--- Goal of the exercise ---
Every entry that follows should be repeated exactly; drop the images.

--- BEGIN Rows ---

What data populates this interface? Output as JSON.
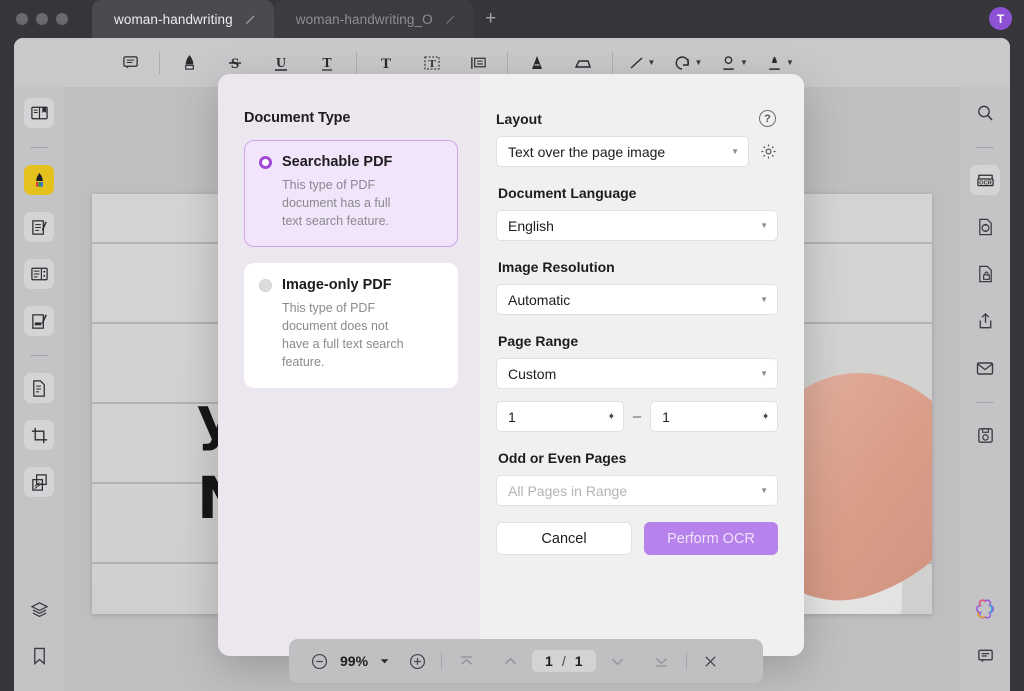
{
  "window": {
    "traffic_lights": [
      "close",
      "minimize",
      "maximize"
    ],
    "avatar_initial": "T",
    "accent_purple": "#a14ad8",
    "primary_button_color": "#b782ec"
  },
  "tabs": [
    {
      "label": "woman-handwriting",
      "active": true,
      "edit_icon": "pencil-icon"
    },
    {
      "label": "woman-handwriting_O",
      "active": false,
      "edit_icon": "pencil-icon"
    }
  ],
  "new_tab_label": "+",
  "toolbar": {
    "items": [
      {
        "name": "comment-icon",
        "glyph": ""
      },
      {
        "name": "highlighter-pen-icon",
        "glyph": ""
      },
      {
        "name": "strikethrough-icon",
        "glyph": "S"
      },
      {
        "name": "underline-icon",
        "glyph": "U"
      },
      {
        "name": "text-tool-icon",
        "glyph": "T"
      },
      {
        "name": "text-box-icon",
        "glyph": "T"
      },
      {
        "name": "text-field-icon",
        "glyph": "T"
      },
      {
        "name": "note-list-icon",
        "glyph": ""
      },
      {
        "name": "pen-tool-icon",
        "glyph": "A"
      },
      {
        "name": "eraser-icon",
        "glyph": ""
      },
      {
        "name": "line-tool-icon",
        "glyph": ""
      },
      {
        "name": "shape-tool-icon",
        "glyph": ""
      },
      {
        "name": "stamp-icon",
        "glyph": ""
      },
      {
        "name": "signature-icon",
        "glyph": ""
      }
    ]
  },
  "left_rail": {
    "items": [
      {
        "name": "read-mode-icon"
      },
      {
        "name": "highlight-tool-icon",
        "highlighted": true
      },
      {
        "name": "annotate-icon"
      },
      {
        "name": "page-layout-icon"
      },
      {
        "name": "fill-sign-icon"
      },
      {
        "name": "organize-pages-icon"
      },
      {
        "name": "crop-page-icon"
      },
      {
        "name": "compare-pages-icon"
      },
      {
        "name": "layers-icon"
      },
      {
        "name": "bookmark-icon"
      }
    ]
  },
  "right_rail": {
    "items": [
      {
        "name": "search-icon"
      },
      {
        "name": "ocr-icon",
        "active": true
      },
      {
        "name": "convert-icon"
      },
      {
        "name": "protect-document-icon"
      },
      {
        "name": "share-icon"
      },
      {
        "name": "email-icon"
      },
      {
        "name": "save-icon"
      },
      {
        "name": "ai-assistant-icon"
      },
      {
        "name": "comments-panel-icon"
      }
    ]
  },
  "document": {
    "handwriting_lines": [
      "ya",
      "N"
    ]
  },
  "dialog": {
    "document_type": {
      "title": "Document Type",
      "options": [
        {
          "title": "Searchable PDF",
          "description": "This type of PDF document has a full text search feature.",
          "selected": true
        },
        {
          "title": "Image-only PDF",
          "description": "This type of PDF document does not have a full text search feature.",
          "selected": false
        }
      ]
    },
    "layout": {
      "label": "Layout",
      "value": "Text over the page image",
      "help_icon": "question-mark-icon",
      "settings_icon": "gear-icon"
    },
    "document_language": {
      "label": "Document Language",
      "value": "English"
    },
    "image_resolution": {
      "label": "Image Resolution",
      "value": "Automatic"
    },
    "page_range": {
      "label": "Page Range",
      "value": "Custom",
      "from": "1",
      "to": "1",
      "separator": "–"
    },
    "odd_even": {
      "label": "Odd or Even Pages",
      "placeholder": "All Pages in Range"
    },
    "buttons": {
      "cancel": "Cancel",
      "confirm": "Perform OCR"
    }
  },
  "bottom_bar": {
    "zoom_out": "zoom-out-icon",
    "zoom_level": "99%",
    "zoom_dropdown": "chevron-down-icon",
    "zoom_in": "zoom-in-icon",
    "first_page": "first-page-icon",
    "prev_page": "previous-page-icon",
    "current_page": "1",
    "page_separator": "/",
    "total_pages": "1",
    "next_page": "next-page-icon",
    "last_page": "last-page-icon",
    "close": "close-icon"
  }
}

--- END Rows ---

--- Output for this task ---
What data populates this interface? Output as JSON.
{
  "window": {
    "traffic_lights": [
      "close",
      "minimize",
      "maximize"
    ],
    "avatar_initial": "T",
    "accent_purple": "#a14ad8",
    "primary_button_color": "#b782ec"
  },
  "tabs": [
    {
      "label": "woman-handwriting",
      "active": true,
      "edit_icon": "pencil-icon"
    },
    {
      "label": "woman-handwriting_O",
      "active": false,
      "edit_icon": "pencil-icon"
    }
  ],
  "new_tab_label": "+",
  "toolbar": {
    "items": [
      {
        "name": "comment-icon",
        "glyph": ""
      },
      {
        "name": "highlighter-pen-icon",
        "glyph": ""
      },
      {
        "name": "strikethrough-icon",
        "glyph": "S"
      },
      {
        "name": "underline-icon",
        "glyph": "U"
      },
      {
        "name": "text-tool-icon",
        "glyph": "T"
      },
      {
        "name": "text-box-icon",
        "glyph": "T"
      },
      {
        "name": "text-field-icon",
        "glyph": "T"
      },
      {
        "name": "note-list-icon",
        "glyph": ""
      },
      {
        "name": "pen-tool-icon",
        "glyph": "A"
      },
      {
        "name": "eraser-icon",
        "glyph": ""
      },
      {
        "name": "line-tool-icon",
        "glyph": ""
      },
      {
        "name": "shape-tool-icon",
        "glyph": ""
      },
      {
        "name": "stamp-icon",
        "glyph": ""
      },
      {
        "name": "signature-icon",
        "glyph": ""
      }
    ]
  },
  "left_rail": {
    "items": [
      {
        "name": "read-mode-icon"
      },
      {
        "name": "highlight-tool-icon",
        "highlighted": true
      },
      {
        "name": "annotate-icon"
      },
      {
        "name": "page-layout-icon"
      },
      {
        "name": "fill-sign-icon"
      },
      {
        "name": "organize-pages-icon"
      },
      {
        "name": "crop-page-icon"
      },
      {
        "name": "compare-pages-icon"
      },
      {
        "name": "layers-icon"
      },
      {
        "name": "bookmark-icon"
      }
    ]
  },
  "right_rail": {
    "items": [
      {
        "name": "search-icon"
      },
      {
        "name": "ocr-icon",
        "active": true
      },
      {
        "name": "convert-icon"
      },
      {
        "name": "protect-document-icon"
      },
      {
        "name": "share-icon"
      },
      {
        "name": "email-icon"
      },
      {
        "name": "save-icon"
      },
      {
        "name": "ai-assistant-icon"
      },
      {
        "name": "comments-panel-icon"
      }
    ]
  },
  "document": {
    "handwriting_lines": [
      "ya",
      "N"
    ]
  },
  "dialog": {
    "document_type": {
      "title": "Document Type",
      "options": [
        {
          "title": "Searchable PDF",
          "description": "This type of PDF document has a full text search feature.",
          "selected": true
        },
        {
          "title": "Image-only PDF",
          "description": "This type of PDF document does not have a full text search feature.",
          "selected": false
        }
      ]
    },
    "layout": {
      "label": "Layout",
      "value": "Text over the page image",
      "help_icon": "question-mark-icon",
      "settings_icon": "gear-icon"
    },
    "document_language": {
      "label": "Document Language",
      "value": "English"
    },
    "image_resolution": {
      "label": "Image Resolution",
      "value": "Automatic"
    },
    "page_range": {
      "label": "Page Range",
      "value": "Custom",
      "from": "1",
      "to": "1",
      "separator": "–"
    },
    "odd_even": {
      "label": "Odd or Even Pages",
      "placeholder": "All Pages in Range"
    },
    "buttons": {
      "cancel": "Cancel",
      "confirm": "Perform OCR"
    }
  },
  "bottom_bar": {
    "zoom_out": "zoom-out-icon",
    "zoom_level": "99%",
    "zoom_dropdown": "chevron-down-icon",
    "zoom_in": "zoom-in-icon",
    "first_page": "first-page-icon",
    "prev_page": "previous-page-icon",
    "current_page": "1",
    "page_separator": "/",
    "total_pages": "1",
    "next_page": "next-page-icon",
    "last_page": "last-page-icon",
    "close": "close-icon"
  }
}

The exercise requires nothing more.